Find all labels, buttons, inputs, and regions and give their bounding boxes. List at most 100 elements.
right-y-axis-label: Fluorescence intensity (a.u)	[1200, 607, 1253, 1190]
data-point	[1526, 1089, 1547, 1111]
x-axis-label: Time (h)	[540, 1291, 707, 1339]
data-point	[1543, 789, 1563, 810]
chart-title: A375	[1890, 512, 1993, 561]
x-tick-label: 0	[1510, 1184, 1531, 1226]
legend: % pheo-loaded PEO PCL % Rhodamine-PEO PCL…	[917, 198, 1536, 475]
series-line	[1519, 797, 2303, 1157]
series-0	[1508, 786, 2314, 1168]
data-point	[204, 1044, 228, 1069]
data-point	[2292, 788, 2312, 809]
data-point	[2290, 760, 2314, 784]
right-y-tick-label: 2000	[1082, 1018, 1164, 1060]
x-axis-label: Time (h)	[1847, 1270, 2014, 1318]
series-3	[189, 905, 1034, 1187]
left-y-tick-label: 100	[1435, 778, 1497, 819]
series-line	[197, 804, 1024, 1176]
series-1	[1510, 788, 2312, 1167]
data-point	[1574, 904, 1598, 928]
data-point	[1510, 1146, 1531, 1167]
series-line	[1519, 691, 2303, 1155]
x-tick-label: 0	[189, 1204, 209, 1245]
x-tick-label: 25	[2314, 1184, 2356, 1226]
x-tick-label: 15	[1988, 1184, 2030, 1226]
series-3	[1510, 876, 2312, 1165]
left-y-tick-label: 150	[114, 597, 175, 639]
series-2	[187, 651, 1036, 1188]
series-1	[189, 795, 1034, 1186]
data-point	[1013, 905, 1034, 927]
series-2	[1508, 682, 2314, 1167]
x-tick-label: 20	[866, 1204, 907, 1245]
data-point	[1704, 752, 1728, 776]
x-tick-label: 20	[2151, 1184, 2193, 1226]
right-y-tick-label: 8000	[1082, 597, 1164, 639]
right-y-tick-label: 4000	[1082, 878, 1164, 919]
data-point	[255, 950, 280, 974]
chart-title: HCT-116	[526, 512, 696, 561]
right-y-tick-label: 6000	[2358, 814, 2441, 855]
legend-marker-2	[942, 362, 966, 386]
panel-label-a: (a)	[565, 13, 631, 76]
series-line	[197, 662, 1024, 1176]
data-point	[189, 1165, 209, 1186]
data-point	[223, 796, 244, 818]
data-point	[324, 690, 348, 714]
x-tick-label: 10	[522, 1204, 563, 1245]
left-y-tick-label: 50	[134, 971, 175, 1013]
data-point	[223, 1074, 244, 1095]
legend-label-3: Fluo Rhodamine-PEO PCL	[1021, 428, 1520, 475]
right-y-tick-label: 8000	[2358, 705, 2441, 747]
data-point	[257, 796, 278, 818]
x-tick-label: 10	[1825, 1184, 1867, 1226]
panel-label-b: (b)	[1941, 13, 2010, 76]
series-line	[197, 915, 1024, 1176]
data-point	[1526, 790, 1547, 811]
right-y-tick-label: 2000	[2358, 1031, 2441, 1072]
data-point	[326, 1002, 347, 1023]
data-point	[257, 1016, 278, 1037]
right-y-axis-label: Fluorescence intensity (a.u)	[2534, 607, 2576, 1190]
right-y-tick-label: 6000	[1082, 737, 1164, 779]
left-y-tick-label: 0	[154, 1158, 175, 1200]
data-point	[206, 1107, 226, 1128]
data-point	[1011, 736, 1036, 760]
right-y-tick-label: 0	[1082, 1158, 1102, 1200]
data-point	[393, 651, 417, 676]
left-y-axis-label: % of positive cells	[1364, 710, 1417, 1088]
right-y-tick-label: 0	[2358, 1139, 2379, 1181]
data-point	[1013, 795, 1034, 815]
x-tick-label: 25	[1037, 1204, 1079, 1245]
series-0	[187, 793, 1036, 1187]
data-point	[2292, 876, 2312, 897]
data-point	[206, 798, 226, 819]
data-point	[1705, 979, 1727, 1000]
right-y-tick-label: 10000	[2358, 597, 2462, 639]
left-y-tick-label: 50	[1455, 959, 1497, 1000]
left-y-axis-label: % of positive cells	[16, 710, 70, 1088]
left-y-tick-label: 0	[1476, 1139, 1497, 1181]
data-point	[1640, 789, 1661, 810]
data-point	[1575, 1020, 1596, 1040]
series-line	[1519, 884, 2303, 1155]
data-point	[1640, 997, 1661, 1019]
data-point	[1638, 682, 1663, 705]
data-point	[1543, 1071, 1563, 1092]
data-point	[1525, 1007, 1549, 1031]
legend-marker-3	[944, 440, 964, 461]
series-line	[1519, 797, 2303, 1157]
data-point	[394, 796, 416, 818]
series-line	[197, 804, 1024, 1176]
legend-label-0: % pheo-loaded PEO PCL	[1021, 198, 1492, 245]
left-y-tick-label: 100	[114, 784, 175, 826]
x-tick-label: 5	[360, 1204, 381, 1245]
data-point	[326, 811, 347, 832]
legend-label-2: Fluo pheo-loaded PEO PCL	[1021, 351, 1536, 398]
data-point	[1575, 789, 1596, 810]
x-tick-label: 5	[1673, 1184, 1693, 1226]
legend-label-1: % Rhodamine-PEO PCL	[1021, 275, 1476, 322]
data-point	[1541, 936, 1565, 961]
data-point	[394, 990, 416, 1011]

▶ _WORK TO COMPLETE_
Tally every line in the listing above that contains "Time", then state only the total.

▶ _ANSWER FOR THE TASK_
2